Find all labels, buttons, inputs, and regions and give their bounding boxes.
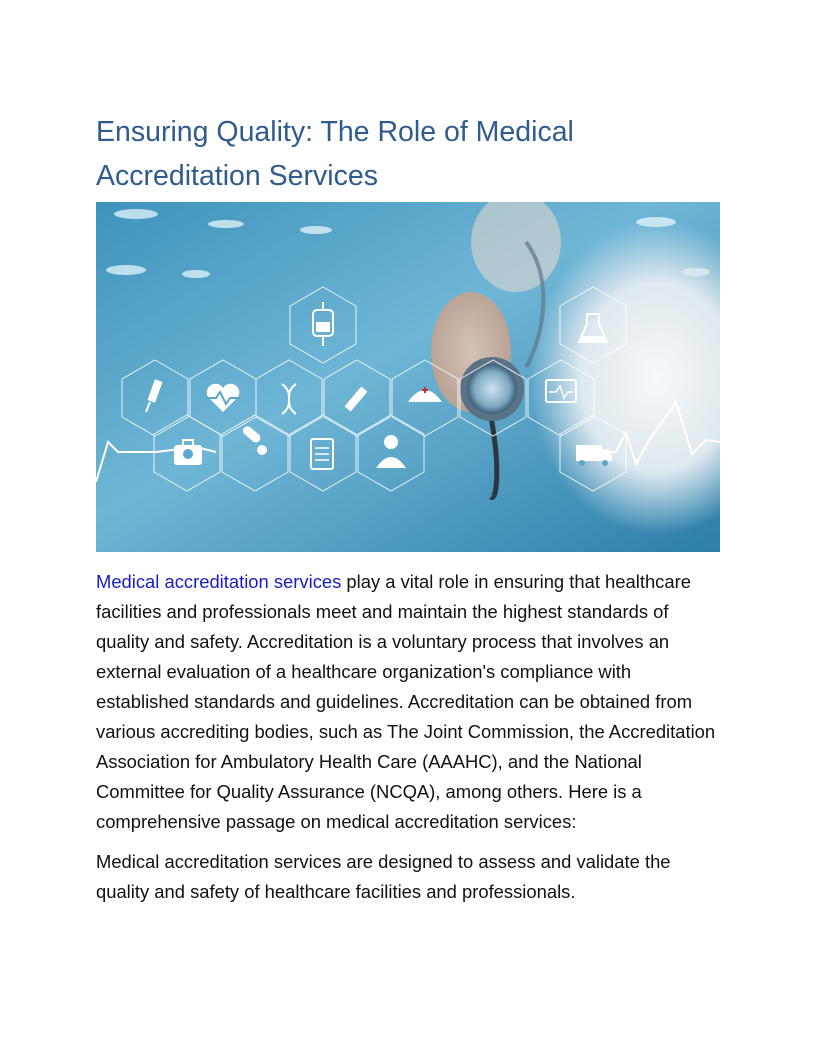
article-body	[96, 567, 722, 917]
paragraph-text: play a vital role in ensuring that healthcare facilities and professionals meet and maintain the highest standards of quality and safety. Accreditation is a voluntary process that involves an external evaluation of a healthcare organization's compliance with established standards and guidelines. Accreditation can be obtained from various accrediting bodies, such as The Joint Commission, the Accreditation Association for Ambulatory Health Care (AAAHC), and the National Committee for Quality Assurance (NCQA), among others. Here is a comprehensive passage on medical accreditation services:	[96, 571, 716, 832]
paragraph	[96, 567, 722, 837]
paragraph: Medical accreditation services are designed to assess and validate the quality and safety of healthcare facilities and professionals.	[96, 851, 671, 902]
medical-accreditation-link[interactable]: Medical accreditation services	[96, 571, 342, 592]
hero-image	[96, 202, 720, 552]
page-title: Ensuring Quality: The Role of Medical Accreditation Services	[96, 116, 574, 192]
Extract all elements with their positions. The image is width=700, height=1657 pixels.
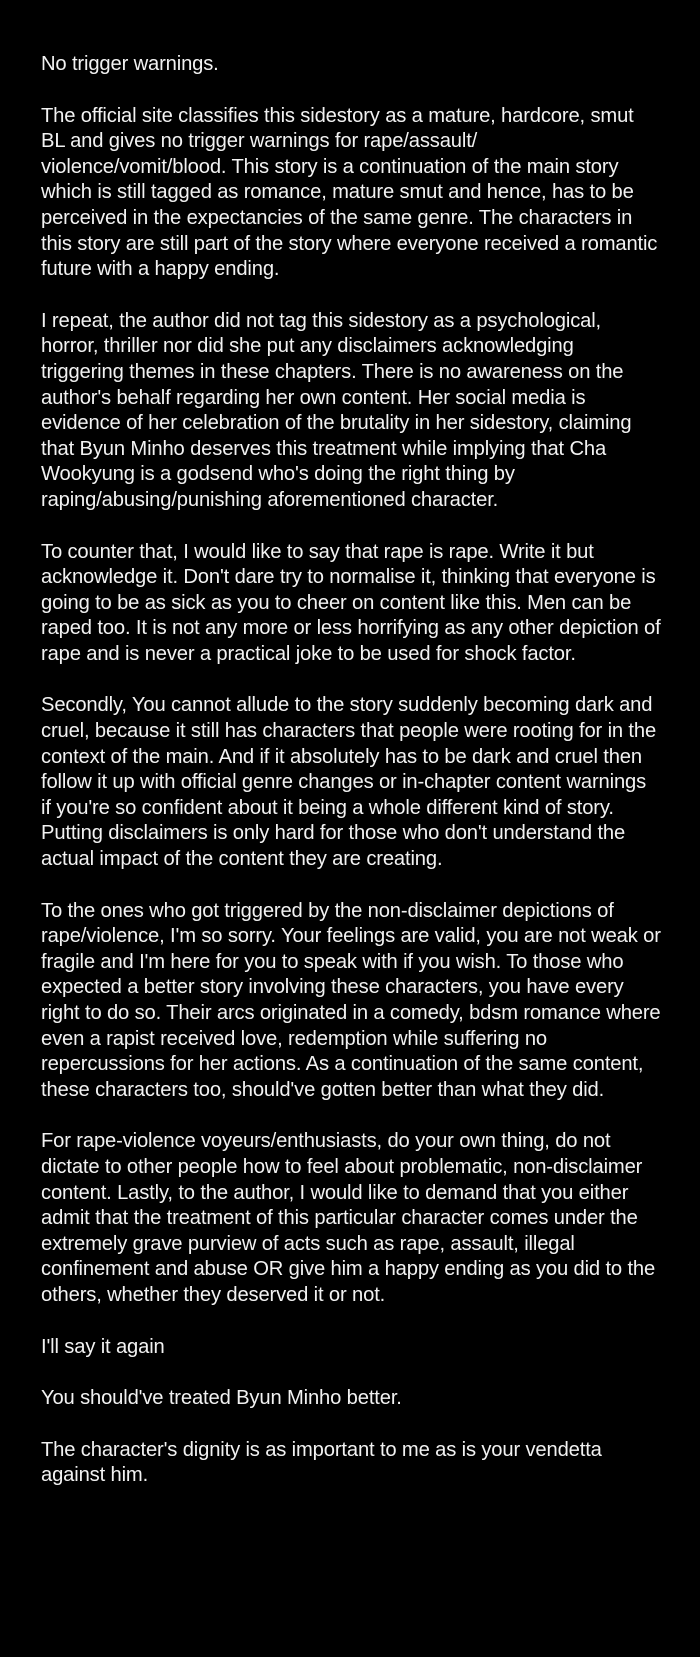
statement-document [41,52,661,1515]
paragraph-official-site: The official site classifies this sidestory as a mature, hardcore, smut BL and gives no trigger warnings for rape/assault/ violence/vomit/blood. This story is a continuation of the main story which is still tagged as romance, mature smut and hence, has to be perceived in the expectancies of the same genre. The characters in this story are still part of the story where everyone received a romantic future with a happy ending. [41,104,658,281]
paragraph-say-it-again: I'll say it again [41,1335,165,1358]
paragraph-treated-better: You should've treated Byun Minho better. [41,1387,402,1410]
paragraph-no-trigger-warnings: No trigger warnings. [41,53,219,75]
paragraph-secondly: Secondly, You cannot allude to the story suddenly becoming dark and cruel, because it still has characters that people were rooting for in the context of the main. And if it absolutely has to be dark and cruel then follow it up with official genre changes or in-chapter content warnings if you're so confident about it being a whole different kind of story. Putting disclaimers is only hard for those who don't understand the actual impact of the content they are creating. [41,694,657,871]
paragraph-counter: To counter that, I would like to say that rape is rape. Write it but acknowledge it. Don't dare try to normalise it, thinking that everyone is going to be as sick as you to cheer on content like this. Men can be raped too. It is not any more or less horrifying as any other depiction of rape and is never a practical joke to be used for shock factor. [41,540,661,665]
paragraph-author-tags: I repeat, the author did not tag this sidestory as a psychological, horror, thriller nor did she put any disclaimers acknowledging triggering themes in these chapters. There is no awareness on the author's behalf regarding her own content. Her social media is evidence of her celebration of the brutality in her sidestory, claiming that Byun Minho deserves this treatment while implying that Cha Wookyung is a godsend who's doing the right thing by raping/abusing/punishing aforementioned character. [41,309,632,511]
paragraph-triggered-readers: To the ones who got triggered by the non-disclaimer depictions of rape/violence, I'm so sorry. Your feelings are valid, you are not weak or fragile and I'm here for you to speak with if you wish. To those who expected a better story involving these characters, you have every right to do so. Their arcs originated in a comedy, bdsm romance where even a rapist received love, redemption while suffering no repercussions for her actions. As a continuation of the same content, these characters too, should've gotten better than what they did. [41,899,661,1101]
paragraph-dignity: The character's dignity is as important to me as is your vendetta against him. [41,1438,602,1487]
━━━━━━━━
• Brief
Copy out the whole listing above word for word and line for line, but leave out the pictures.

• Solution to this problem
Find all labels, buttons, inputs, and regions and give their bounding boxes.
article-body	[96, 567, 722, 917]
paragraph-text: play a vital role in ensuring that healthcare facilities and professionals meet and maintain the highest standards of quality and safety. Accreditation is a voluntary process that involves an external evaluation of a healthcare organization's compliance with established standards and guidelines. Accreditation can be obtained from various accrediting bodies, such as The Joint Commission, the Accreditation Association for Ambulatory Health Care (AAAHC), and the National Committee for Quality Assurance (NCQA), among others. Here is a comprehensive passage on medical accreditation services:	[96, 571, 716, 832]
paragraph	[96, 567, 722, 837]
paragraph: Medical accreditation services are designed to assess and validate the quality and safety of healthcare facilities and professionals.	[96, 851, 671, 902]
medical-accreditation-link[interactable]: Medical accreditation services	[96, 571, 342, 592]
hero-image	[96, 202, 720, 552]
page-title: Ensuring Quality: The Role of Medical Accreditation Services	[96, 116, 574, 192]
Extract all elements with their positions. The image is width=700, height=1657 pixels.
statement-document [41,52,661,1515]
paragraph-official-site: The official site classifies this sidestory as a mature, hardcore, smut BL and gives no trigger warnings for rape/assault/ violence/vomit/blood. This story is a continuation of the main story which is still tagged as romance, mature smut and hence, has to be perceived in the expectancies of the same genre. The characters in this story are still part of the story where everyone received a romantic future with a happy ending. [41,104,658,281]
paragraph-say-it-again: I'll say it again [41,1335,165,1358]
paragraph-treated-better: You should've treated Byun Minho better. [41,1387,402,1410]
paragraph-no-trigger-warnings: No trigger warnings. [41,53,219,75]
paragraph-secondly: Secondly, You cannot allude to the story suddenly becoming dark and cruel, because it still has characters that people were rooting for in the context of the main. And if it absolutely has to be dark and cruel then follow it up with official genre changes or in-chapter content warnings if you're so confident about it being a whole different kind of story. Putting disclaimers is only hard for those who don't understand the actual impact of the content they are creating. [41,694,657,871]
paragraph-counter: To counter that, I would like to say that rape is rape. Write it but acknowledge it. Don't dare try to normalise it, thinking that everyone is going to be as sick as you to cheer on content like this. Men can be raped too. It is not any more or less horrifying as any other depiction of rape and is never a practical joke to be used for shock factor. [41,540,661,665]
paragraph-author-tags: I repeat, the author did not tag this sidestory as a psychological, horror, thriller nor did she put any disclaimers acknowledging triggering themes in these chapters. There is no awareness on the author's behalf regarding her own content. Her social media is evidence of her celebration of the brutality in her sidestory, claiming that Byun Minho deserves this treatment while implying that Cha Wookyung is a godsend who's doing the right thing by raping/abusing/punishing aforementioned character. [41,309,632,511]
paragraph-triggered-readers: To the ones who got triggered by the non-disclaimer depictions of rape/violence, I'm so sorry. Your feelings are valid, you are not weak or fragile and I'm here for you to speak with if you wish. To those who expected a better story involving these characters, you have every right to do so. Their arcs originated in a comedy, bdsm romance where even a rapist received love, redemption while suffering no repercussions for her actions. As a continuation of the same content, these characters too, should've gotten better than what they did. [41,899,661,1101]
paragraph-dignity: The character's dignity is as important to me as is your vendetta against him. [41,1438,602,1487]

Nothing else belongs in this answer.